Wherever the word "mondo" turns up in a line of the entries, copy that line.

— START RECORDED DATA —

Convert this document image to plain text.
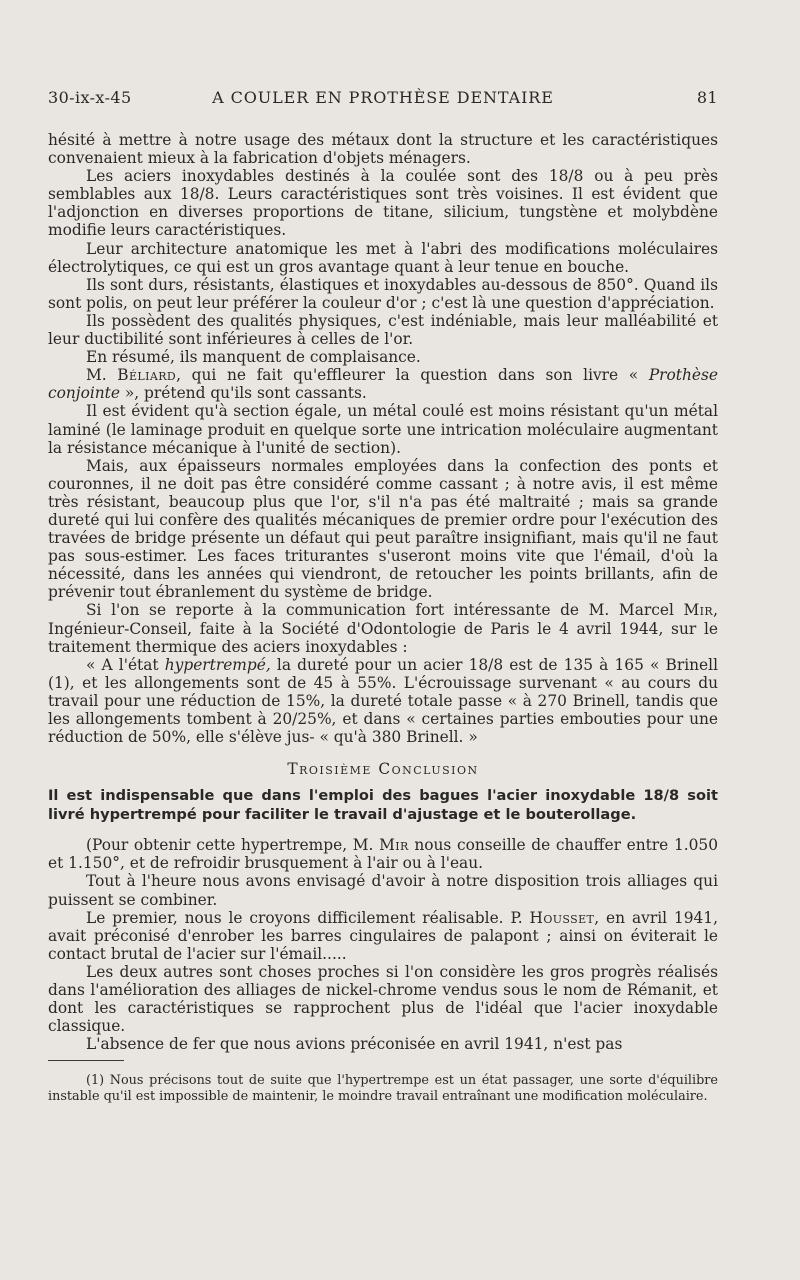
30-ix-x-45	A COULER EN PROTHÈSE DENTAIRE	81

hésité à mettre à notre usage des métaux dont la structure et les caractéristiques convenaient mieux à la fabrication d'objets ménagers.

Les aciers inoxydables destinés à la coulée sont des 18/8 ou à peu près semblables aux 18/8. Leurs caractéristiques sont très voisines. Il est évident que l'adjonction en diverses proportions de titane, silicium, tungstène et molybdène modifie leurs caractéristiques.

Leur architecture anatomique les met à l'abri des modifications moléculaires électrolytiques, ce qui est un gros avantage quant à leur tenue en bouche.

Ils sont durs, résistants, élastiques et inoxydables au-dessous de 850°. Quand ils sont polis, on peut leur préférer la couleur d'or ; c'est là une question d'appréciation.

Ils possèdent des qualités physiques, c'est indéniable, mais leur malléabilité et leur ductibilité sont inférieures à celles de l'or.

En résumé, ils manquent de complaisance.

M. Béliard, qui ne fait qu'effleurer la question dans son livre « Prothèse conjointe », prétend qu'ils sont cassants.

Il est évident qu'à section égale, un métal coulé est moins résistant qu'un métal laminé (le laminage produit en quelque sorte une intrication moléculaire augmentant la résistance mécanique à l'unité de section).

Mais, aux épaisseurs normales employées dans la confection des ponts et couronnes, il ne doit pas être considéré comme cassant ; à notre avis, il est même très résistant, beaucoup plus que l'or, s'il n'a pas été maltraité ; mais sa grande dureté qui lui confère des qualités mécaniques de premier ordre pour l'exécution des travées de bridge présente un défaut qui peut paraître insignifiant, mais qu'il ne faut pas sous-estimer. Les faces triturantes s'useront moins vite que l'émail, d'où la nécessité, dans les années qui viendront, de retoucher les points brillants, afin de prévenir tout ébranlement du système de bridge.

Si l'on se reporte à la communication fort intéressante de M. Marcel Mir, Ingénieur-Conseil, faite à la Société d'Odontologie de Paris le 4 avril 1944, sur le traitement thermique des aciers inoxydables :

« A l'état hypertrempé, la dureté pour un acier 18/8 est de 135 à 165 « Brinell (1), et les allongements sont de 45 à 55%. L'écrouissage survenant « au cours du travail pour une réduction de 15%, la dureté totale passe « à 270 Brinell, tandis que les allongements tombent à 20/25%, et dans « certaines parties embouties pour une réduction de 50%, elle s'élève jus- « qu'à 380 Brinell. »

Troisième Conclusion
Il est indispensable que dans l'emploi des bagues l'acier inoxydable 18/8 soit livré hypertrempé pour faciliter le travail d'ajustage et le bouterollage.

(Pour obtenir cette hypertrempe, M. Mir nous conseille de chauffer entre 1.050 et 1.150°, et de refroidir brusquement à l'air ou à l'eau.

Tout à l'heure nous avons envisagé d'avoir à notre disposition trois alliages qui puissent se combiner.

Le premier, nous le croyons difficilement réalisable. P. Housset, en avril 1941, avait préconisé d'enrober les barres cingulaires de palapont ; ainsi on éviterait le contact brutal de l'acier sur l'émail.....

Les deux autres sont choses proches si l'on considère les gros progrès réalisés dans l'amélioration des alliages de nickel-chrome vendus sous le nom de Rémanit, et dont les caractéristiques se rapprochent plus de l'idéal que l'acier inoxydable classique.

L'absence de fer que nous avions préconisée en avril 1941, n'est pas

(1) Nous précisons tout de suite que l'hypertrempe est un état passager, une sorte d'équilibre instable qu'il est impossible de maintenir, le moindre travail entraînant une modification moléculaire.
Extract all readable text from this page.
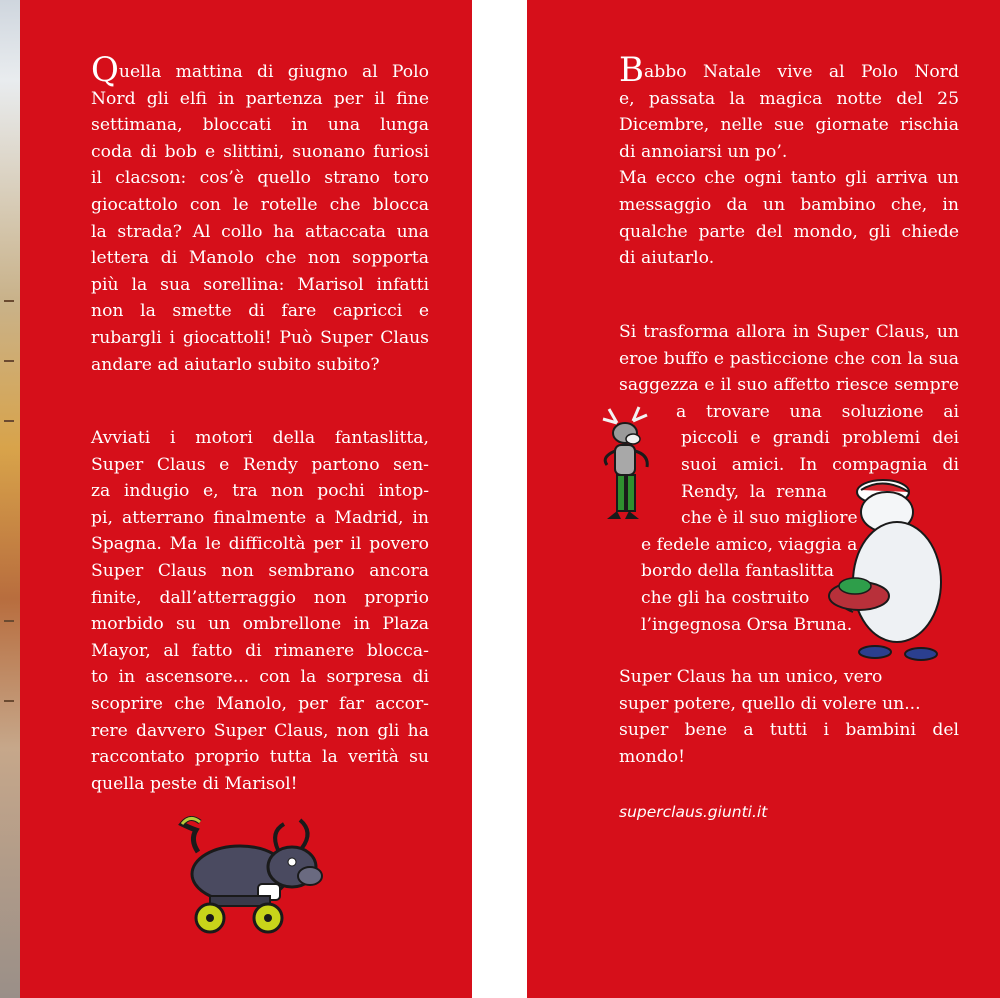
Quella mattina di giugno al Polo
Nord gli elfi in partenza per il fine
settimana, bloccati in una lunga
coda di bob e slittini, suonano furiosi
il clacson: cos’è quello strano toro
giocattolo con le rotelle che blocca
la strada? Al collo ha attaccata una
lettera di Manolo che non sopporta
più la sua sorellina: Marisol infatti
non la smette di fare capricci e
rubargli i giocattoli! Può Super Claus
andare ad aiutarlo subito subito?
Avviati i motori della fantaslitta,
Super Claus e Rendy partono sen-
za indugio e, tra non pochi intop-
pi, atterrano finalmente a Madrid, in
Spagna. Ma le difficoltà per il povero
Super Claus non sembrano ancora
finite, dall’atterraggio non proprio
morbido su un ombrellone in Plaza
Mayor, al fatto di rimanere blocca-
to in ascensore... con la sorpresa di
scoprire che Manolo, per far accor-
rere davvero Super Claus, non gli ha
raccontato proprio tutta la verità su
quella peste di Marisol!
Babbo Natale vive al Polo Nord
e, passata la magica notte del 25
Dicembre, nelle sue giornate rischia
di annoiarsi un po’.
Ma ecco che ogni tanto gli arriva un
messaggio da un bambino che, in
qualche parte del mondo, gli chiede
di aiutarlo.
Si trasforma allora in Super Claus, un
eroe buffo e pasticcione che con la sua
saggezza e il suo affetto riesce sempre
a trovare una soluzione ai
piccoli e grandi problemi dei
suoi amici. In compagnia di
Rendy, la renna
che è il suo migliore
e fedele amico, viaggia a
bordo della fantaslitta
che gli ha costruito
l’ingegnosa Orsa Bruna.
Super Claus ha un unico, vero
super potere, quello di volere un...
super bene a tutti i bambini del
mondo!
superclaus.giunti.it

— END RECORDED DATA —

## ANSWER IN FULL
qualche parte del mondo, gli chiede
mondo!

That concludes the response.